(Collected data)
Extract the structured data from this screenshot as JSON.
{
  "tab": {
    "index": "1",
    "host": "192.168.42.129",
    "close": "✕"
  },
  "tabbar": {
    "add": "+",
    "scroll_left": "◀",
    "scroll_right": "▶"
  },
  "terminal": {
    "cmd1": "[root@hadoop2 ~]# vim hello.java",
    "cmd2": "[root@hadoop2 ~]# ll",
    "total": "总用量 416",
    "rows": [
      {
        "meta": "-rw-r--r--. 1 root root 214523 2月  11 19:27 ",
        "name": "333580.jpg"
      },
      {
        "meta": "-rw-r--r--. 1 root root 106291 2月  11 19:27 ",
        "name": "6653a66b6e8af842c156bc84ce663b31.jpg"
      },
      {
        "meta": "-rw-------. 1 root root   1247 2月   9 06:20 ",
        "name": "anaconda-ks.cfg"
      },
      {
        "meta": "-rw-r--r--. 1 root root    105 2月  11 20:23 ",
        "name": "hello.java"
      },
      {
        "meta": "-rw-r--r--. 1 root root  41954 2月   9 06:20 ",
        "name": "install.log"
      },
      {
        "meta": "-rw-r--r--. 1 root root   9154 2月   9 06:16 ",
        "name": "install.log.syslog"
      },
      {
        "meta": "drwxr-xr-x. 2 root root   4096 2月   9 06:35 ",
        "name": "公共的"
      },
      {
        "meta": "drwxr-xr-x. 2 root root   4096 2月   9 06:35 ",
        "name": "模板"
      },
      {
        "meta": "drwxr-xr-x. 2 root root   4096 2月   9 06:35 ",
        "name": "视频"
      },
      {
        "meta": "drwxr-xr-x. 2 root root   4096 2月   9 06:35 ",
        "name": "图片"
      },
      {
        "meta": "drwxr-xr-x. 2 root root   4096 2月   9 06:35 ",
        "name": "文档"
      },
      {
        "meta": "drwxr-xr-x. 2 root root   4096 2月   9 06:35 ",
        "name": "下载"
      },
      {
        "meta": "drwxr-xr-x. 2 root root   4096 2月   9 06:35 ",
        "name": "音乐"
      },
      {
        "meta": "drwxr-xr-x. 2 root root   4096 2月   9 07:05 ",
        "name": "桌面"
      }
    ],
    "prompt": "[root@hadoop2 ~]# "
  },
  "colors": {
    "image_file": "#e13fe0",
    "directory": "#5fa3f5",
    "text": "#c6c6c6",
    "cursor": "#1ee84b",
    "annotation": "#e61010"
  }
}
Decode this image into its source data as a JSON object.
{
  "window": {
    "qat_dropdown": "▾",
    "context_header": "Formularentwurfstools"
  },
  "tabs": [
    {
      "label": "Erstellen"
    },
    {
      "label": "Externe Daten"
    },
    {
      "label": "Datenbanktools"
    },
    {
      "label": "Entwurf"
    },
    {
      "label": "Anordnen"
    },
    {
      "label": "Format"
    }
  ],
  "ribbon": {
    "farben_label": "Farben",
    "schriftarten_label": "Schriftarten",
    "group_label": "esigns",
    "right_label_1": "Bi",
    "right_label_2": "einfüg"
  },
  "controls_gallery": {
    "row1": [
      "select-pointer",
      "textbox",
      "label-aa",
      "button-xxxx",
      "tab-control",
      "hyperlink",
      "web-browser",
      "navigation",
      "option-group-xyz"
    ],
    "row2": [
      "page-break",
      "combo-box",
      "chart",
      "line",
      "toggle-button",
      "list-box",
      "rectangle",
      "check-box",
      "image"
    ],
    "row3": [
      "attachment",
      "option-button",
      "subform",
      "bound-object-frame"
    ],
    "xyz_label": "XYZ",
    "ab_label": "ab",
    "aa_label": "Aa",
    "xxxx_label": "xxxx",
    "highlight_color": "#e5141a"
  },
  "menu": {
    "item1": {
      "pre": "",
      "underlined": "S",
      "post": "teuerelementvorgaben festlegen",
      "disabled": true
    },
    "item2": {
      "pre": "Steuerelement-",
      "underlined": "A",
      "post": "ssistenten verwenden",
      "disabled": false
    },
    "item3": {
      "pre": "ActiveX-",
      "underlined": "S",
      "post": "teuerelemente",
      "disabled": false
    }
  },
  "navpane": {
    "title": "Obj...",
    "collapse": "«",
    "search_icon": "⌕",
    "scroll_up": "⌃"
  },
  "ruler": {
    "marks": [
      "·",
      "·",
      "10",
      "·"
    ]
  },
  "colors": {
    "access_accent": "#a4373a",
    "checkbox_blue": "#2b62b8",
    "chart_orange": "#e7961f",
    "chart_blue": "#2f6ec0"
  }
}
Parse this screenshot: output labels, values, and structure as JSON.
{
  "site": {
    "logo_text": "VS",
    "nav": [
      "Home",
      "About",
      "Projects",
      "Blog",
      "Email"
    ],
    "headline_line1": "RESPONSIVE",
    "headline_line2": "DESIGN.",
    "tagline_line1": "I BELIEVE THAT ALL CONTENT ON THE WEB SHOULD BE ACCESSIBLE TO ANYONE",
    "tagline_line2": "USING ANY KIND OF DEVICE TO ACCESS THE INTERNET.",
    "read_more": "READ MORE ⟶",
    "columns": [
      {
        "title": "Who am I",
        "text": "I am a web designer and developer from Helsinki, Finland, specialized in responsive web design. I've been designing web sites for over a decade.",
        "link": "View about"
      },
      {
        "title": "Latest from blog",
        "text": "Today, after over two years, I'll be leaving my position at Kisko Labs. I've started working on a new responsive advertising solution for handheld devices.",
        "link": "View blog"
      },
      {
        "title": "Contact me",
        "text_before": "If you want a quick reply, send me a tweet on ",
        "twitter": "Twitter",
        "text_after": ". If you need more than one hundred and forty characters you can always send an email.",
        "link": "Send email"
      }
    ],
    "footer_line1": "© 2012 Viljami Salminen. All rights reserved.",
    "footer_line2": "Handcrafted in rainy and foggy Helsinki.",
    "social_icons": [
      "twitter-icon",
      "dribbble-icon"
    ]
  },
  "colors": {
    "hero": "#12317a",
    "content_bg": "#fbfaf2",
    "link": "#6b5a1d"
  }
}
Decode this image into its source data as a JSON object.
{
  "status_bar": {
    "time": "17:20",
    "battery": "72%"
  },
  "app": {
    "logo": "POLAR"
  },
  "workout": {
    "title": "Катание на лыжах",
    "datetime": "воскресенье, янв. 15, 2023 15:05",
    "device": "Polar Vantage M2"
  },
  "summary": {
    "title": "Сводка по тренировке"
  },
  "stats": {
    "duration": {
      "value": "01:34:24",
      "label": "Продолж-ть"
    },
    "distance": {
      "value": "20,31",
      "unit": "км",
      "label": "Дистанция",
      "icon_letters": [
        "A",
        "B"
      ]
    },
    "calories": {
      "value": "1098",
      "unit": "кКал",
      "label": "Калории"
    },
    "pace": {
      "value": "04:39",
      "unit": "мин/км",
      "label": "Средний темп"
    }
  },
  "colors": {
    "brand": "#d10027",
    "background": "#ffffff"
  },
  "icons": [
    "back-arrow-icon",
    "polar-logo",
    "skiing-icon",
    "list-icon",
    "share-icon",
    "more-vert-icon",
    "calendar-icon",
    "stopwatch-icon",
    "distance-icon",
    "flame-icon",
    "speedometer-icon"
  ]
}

_Exercise_
Output the records exactly, including every line.

_Full output_
Extract the structured data from this screenshot as JSON.
{
  "tab": {
    "index": "1",
    "host": "192.168.42.129",
    "close": "✕"
  },
  "tabbar": {
    "add": "+",
    "scroll_left": "◀",
    "scroll_right": "▶"
  },
  "terminal": {
    "cmd1": "[root@hadoop2 ~]# vim hello.java",
    "cmd2": "[root@hadoop2 ~]# ll",
    "total": "总用量 416",
    "rows": [
      {
        "meta": "-rw-r--r--. 1 root root 214523 2月  11 19:27 ",
        "name": "333580.jpg"
      },
      {
        "meta": "-rw-r--r--. 1 root root 106291 2月  11 19:27 ",
        "name": "6653a66b6e8af842c156bc84ce663b31.jpg"
      },
      {
        "meta": "-rw-------. 1 root root   1247 2月   9 06:20 ",
        "name": "anaconda-ks.cfg"
      },
      {
        "meta": "-rw-r--r--. 1 root root    105 2月  11 20:23 ",
        "name": "hello.java"
      },
      {
        "meta": "-rw-r--r--. 1 root root  41954 2月   9 06:20 ",
        "name": "install.log"
      },
      {
        "meta": "-rw-r--r--. 1 root root   9154 2月   9 06:16 ",
        "name": "install.log.syslog"
      },
      {
        "meta": "drwxr-xr-x. 2 root root   4096 2月   9 06:35 ",
        "name": "公共的"
      },
      {
        "meta": "drwxr-xr-x. 2 root root   4096 2月   9 06:35 ",
        "name": "模板"
      },
      {
        "meta": "drwxr-xr-x. 2 root root   4096 2月   9 06:35 ",
        "name": "视频"
      },
      {
        "meta": "drwxr-xr-x. 2 root root   4096 2月   9 06:35 ",
        "name": "图片"
      },
      {
        "meta": "drwxr-xr-x. 2 root root   4096 2月   9 06:35 ",
        "name": "文档"
      },
      {
        "meta": "drwxr-xr-x. 2 root root   4096 2月   9 06:35 ",
        "name": "下载"
      },
      {
        "meta": "drwxr-xr-x. 2 root root   4096 2月   9 06:35 ",
        "name": "音乐"
      },
      {
        "meta": "drwxr-xr-x. 2 root root   4096 2月   9 07:05 ",
        "name": "桌面"
      }
    ],
    "prompt": "[root@hadoop2 ~]# "
  },
  "colors": {
    "image_file": "#e13fe0",
    "directory": "#5fa3f5",
    "text": "#c6c6c6",
    "cursor": "#1ee84b",
    "annotation": "#e61010"
  }
}
Decode this image into its source data as a JSON object.
{
  "window": {
    "qat_dropdown": "▾",
    "context_header": "Formularentwurfstools"
  },
  "tabs": [
    {
      "label": "Erstellen"
    },
    {
      "label": "Externe Daten"
    },
    {
      "label": "Datenbanktools"
    },
    {
      "label": "Entwurf"
    },
    {
      "label": "Anordnen"
    },
    {
      "label": "Format"
    }
  ],
  "ribbon": {
    "farben_label": "Farben",
    "schriftarten_label": "Schriftarten",
    "group_label": "esigns",
    "right_label_1": "Bi",
    "right_label_2": "einfüg"
  },
  "controls_gallery": {
    "row1": [
      "select-pointer",
      "textbox",
      "label-aa",
      "button-xxxx",
      "tab-control",
      "hyperlink",
      "web-browser",
      "navigation",
      "option-group-xyz"
    ],
    "row2": [
      "page-break",
      "combo-box",
      "chart",
      "line",
      "toggle-button",
      "list-box",
      "rectangle",
      "check-box",
      "image"
    ],
    "row3": [
      "attachment",
      "option-button",
      "subform",
      "bound-object-frame"
    ],
    "xyz_label": "XYZ",
    "ab_label": "ab",
    "aa_label": "Aa",
    "xxxx_label": "xxxx",
    "highlight_color": "#e5141a"
  },
  "menu": {
    "item1": {
      "pre": "",
      "underlined": "S",
      "post": "teuerelementvorgaben festlegen",
      "disabled": true
    },
    "item2": {
      "pre": "Steuerelement-",
      "underlined": "A",
      "post": "ssistenten verwenden",
      "disabled": false
    },
    "item3": {
      "pre": "ActiveX-",
      "underlined": "S",
      "post": "teuerelemente",
      "disabled": false
    }
  },
  "navpane": {
    "title": "Obj...",
    "collapse": "«",
    "search_icon": "⌕",
    "scroll_up": "⌃"
  },
  "ruler": {
    "marks": [
      "·",
      "·",
      "10",
      "·"
    ]
  },
  "colors": {
    "access_accent": "#a4373a",
    "checkbox_blue": "#2b62b8",
    "chart_orange": "#e7961f",
    "chart_blue": "#2f6ec0"
  }
}
Parse this screenshot: output labels, values, and structure as JSON.
{
  "site": {
    "logo_text": "VS",
    "nav": [
      "Home",
      "About",
      "Projects",
      "Blog",
      "Email"
    ],
    "headline_line1": "RESPONSIVE",
    "headline_line2": "DESIGN.",
    "tagline_line1": "I BELIEVE THAT ALL CONTENT ON THE WEB SHOULD BE ACCESSIBLE TO ANYONE",
    "tagline_line2": "USING ANY KIND OF DEVICE TO ACCESS THE INTERNET.",
    "read_more": "READ MORE ⟶",
    "columns": [
      {
        "title": "Who am I",
        "text": "I am a web designer and developer from Helsinki, Finland, specialized in responsive web design. I've been designing web sites for over a decade.",
        "link": "View about"
      },
      {
        "title": "Latest from blog",
        "text": "Today, after over two years, I'll be leaving my position at Kisko Labs. I've started working on a new responsive advertising solution for handheld devices.",
        "link": "View blog"
      },
      {
        "title": "Contact me",
        "text_before": "If you want a quick reply, send me a tweet on ",
        "twitter": "Twitter",
        "text_after": ". If you need more than one hundred and forty characters you can always send an email.",
        "link": "Send email"
      }
    ],
    "footer_line1": "© 2012 Viljami Salminen. All rights reserved.",
    "footer_line2": "Handcrafted in rainy and foggy Helsinki.",
    "social_icons": [
      "twitter-icon",
      "dribbble-icon"
    ]
  },
  "colors": {
    "hero": "#12317a",
    "content_bg": "#fbfaf2",
    "link": "#6b5a1d"
  }
}
Decode this image into its source data as a JSON object.
{
  "status_bar": {
    "time": "17:20",
    "battery": "72%"
  },
  "app": {
    "logo": "POLAR"
  },
  "workout": {
    "title": "Катание на лыжах",
    "datetime": "воскресенье, янв. 15, 2023 15:05",
    "device": "Polar Vantage M2"
  },
  "summary": {
    "title": "Сводка по тренировке"
  },
  "stats": {
    "duration": {
      "value": "01:34:24",
      "label": "Продолж-ть"
    },
    "distance": {
      "value": "20,31",
      "unit": "км",
      "label": "Дистанция",
      "icon_letters": [
        "A",
        "B"
      ]
    },
    "calories": {
      "value": "1098",
      "unit": "кКал",
      "label": "Калории"
    },
    "pace": {
      "value": "04:39",
      "unit": "мин/км",
      "label": "Средний темп"
    }
  },
  "colors": {
    "brand": "#d10027",
    "background": "#ffffff"
  },
  "icons": [
    "back-arrow-icon",
    "polar-logo",
    "skiing-icon",
    "list-icon",
    "share-icon",
    "more-vert-icon",
    "calendar-icon",
    "stopwatch-icon",
    "distance-icon",
    "flame-icon",
    "speedometer-icon"
  ]
}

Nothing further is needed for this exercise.